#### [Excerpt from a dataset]

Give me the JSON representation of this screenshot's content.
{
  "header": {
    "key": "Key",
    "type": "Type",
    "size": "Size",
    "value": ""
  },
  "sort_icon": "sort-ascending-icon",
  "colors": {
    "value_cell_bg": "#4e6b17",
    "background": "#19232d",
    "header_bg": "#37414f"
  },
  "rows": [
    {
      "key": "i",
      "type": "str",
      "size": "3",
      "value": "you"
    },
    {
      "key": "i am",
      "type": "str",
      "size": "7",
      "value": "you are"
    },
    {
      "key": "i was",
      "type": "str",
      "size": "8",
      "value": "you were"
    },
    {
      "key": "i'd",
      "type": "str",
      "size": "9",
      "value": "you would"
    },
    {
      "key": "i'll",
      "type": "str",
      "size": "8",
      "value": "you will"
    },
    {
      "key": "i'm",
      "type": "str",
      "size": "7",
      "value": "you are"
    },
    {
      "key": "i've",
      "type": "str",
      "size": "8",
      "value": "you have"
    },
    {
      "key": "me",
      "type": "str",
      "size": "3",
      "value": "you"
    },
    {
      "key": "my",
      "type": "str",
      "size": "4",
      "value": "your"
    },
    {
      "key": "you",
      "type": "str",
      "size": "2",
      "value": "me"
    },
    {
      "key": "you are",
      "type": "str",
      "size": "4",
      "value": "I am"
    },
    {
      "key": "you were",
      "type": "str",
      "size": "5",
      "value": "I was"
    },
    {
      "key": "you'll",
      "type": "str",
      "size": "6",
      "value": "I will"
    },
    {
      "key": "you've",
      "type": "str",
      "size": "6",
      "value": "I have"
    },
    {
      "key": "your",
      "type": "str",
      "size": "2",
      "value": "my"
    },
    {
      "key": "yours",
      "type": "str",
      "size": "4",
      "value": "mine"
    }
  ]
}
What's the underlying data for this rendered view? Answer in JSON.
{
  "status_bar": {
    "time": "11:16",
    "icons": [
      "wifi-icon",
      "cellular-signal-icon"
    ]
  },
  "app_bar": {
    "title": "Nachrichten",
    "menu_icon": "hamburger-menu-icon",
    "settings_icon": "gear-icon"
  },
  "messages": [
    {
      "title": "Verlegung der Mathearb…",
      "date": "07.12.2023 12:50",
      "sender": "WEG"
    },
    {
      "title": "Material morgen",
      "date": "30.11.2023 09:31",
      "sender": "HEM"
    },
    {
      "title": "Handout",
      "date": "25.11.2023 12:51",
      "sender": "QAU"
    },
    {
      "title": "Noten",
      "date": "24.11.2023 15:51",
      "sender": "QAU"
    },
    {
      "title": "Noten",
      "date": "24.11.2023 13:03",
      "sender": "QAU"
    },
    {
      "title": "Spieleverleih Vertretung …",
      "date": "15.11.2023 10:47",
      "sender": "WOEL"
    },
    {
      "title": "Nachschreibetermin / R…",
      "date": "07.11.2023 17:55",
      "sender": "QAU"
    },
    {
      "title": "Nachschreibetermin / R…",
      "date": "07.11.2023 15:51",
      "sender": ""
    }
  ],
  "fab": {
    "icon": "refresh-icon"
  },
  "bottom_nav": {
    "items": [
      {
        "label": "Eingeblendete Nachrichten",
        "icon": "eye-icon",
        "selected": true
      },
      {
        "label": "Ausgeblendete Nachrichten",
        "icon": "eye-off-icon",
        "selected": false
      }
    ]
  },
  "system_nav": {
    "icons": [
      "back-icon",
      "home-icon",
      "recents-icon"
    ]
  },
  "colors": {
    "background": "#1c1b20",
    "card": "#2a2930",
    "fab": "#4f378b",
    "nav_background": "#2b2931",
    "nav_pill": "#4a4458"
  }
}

#### [WHAT IS REQUIRED]
Using the listing above, please repeat every entry exactly.

#### [EXPECTED ANSWER]
Give me the JSON representation of this screenshot's content.
{
  "header": {
    "key": "Key",
    "type": "Type",
    "size": "Size",
    "value": ""
  },
  "sort_icon": "sort-ascending-icon",
  "colors": {
    "value_cell_bg": "#4e6b17",
    "background": "#19232d",
    "header_bg": "#37414f"
  },
  "rows": [
    {
      "key": "i",
      "type": "str",
      "size": "3",
      "value": "you"
    },
    {
      "key": "i am",
      "type": "str",
      "size": "7",
      "value": "you are"
    },
    {
      "key": "i was",
      "type": "str",
      "size": "8",
      "value": "you were"
    },
    {
      "key": "i'd",
      "type": "str",
      "size": "9",
      "value": "you would"
    },
    {
      "key": "i'll",
      "type": "str",
      "size": "8",
      "value": "you will"
    },
    {
      "key": "i'm",
      "type": "str",
      "size": "7",
      "value": "you are"
    },
    {
      "key": "i've",
      "type": "str",
      "size": "8",
      "value": "you have"
    },
    {
      "key": "me",
      "type": "str",
      "size": "3",
      "value": "you"
    },
    {
      "key": "my",
      "type": "str",
      "size": "4",
      "value": "your"
    },
    {
      "key": "you",
      "type": "str",
      "size": "2",
      "value": "me"
    },
    {
      "key": "you are",
      "type": "str",
      "size": "4",
      "value": "I am"
    },
    {
      "key": "you were",
      "type": "str",
      "size": "5",
      "value": "I was"
    },
    {
      "key": "you'll",
      "type": "str",
      "size": "6",
      "value": "I will"
    },
    {
      "key": "you've",
      "type": "str",
      "size": "6",
      "value": "I have"
    },
    {
      "key": "your",
      "type": "str",
      "size": "2",
      "value": "my"
    },
    {
      "key": "yours",
      "type": "str",
      "size": "4",
      "value": "mine"
    }
  ]
}
What's the underlying data for this rendered view? Answer in JSON.
{
  "status_bar": {
    "time": "11:16",
    "icons": [
      "wifi-icon",
      "cellular-signal-icon"
    ]
  },
  "app_bar": {
    "title": "Nachrichten",
    "menu_icon": "hamburger-menu-icon",
    "settings_icon": "gear-icon"
  },
  "messages": [
    {
      "title": "Verlegung der Mathearb…",
      "date": "07.12.2023 12:50",
      "sender": "WEG"
    },
    {
      "title": "Material morgen",
      "date": "30.11.2023 09:31",
      "sender": "HEM"
    },
    {
      "title": "Handout",
      "date": "25.11.2023 12:51",
      "sender": "QAU"
    },
    {
      "title": "Noten",
      "date": "24.11.2023 15:51",
      "sender": "QAU"
    },
    {
      "title": "Noten",
      "date": "24.11.2023 13:03",
      "sender": "QAU"
    },
    {
      "title": "Spieleverleih Vertretung …",
      "date": "15.11.2023 10:47",
      "sender": "WOEL"
    },
    {
      "title": "Nachschreibetermin / R…",
      "date": "07.11.2023 17:55",
      "sender": "QAU"
    },
    {
      "title": "Nachschreibetermin / R…",
      "date": "07.11.2023 15:51",
      "sender": ""
    }
  ],
  "fab": {
    "icon": "refresh-icon"
  },
  "bottom_nav": {
    "items": [
      {
        "label": "Eingeblendete Nachrichten",
        "icon": "eye-icon",
        "selected": true
      },
      {
        "label": "Ausgeblendete Nachrichten",
        "icon": "eye-off-icon",
        "selected": false
      }
    ]
  },
  "system_nav": {
    "icons": [
      "back-icon",
      "home-icon",
      "recents-icon"
    ]
  },
  "colors": {
    "background": "#1c1b20",
    "card": "#2a2930",
    "fab": "#4f378b",
    "nav_background": "#2b2931",
    "nav_pill": "#4a4458"
  }
}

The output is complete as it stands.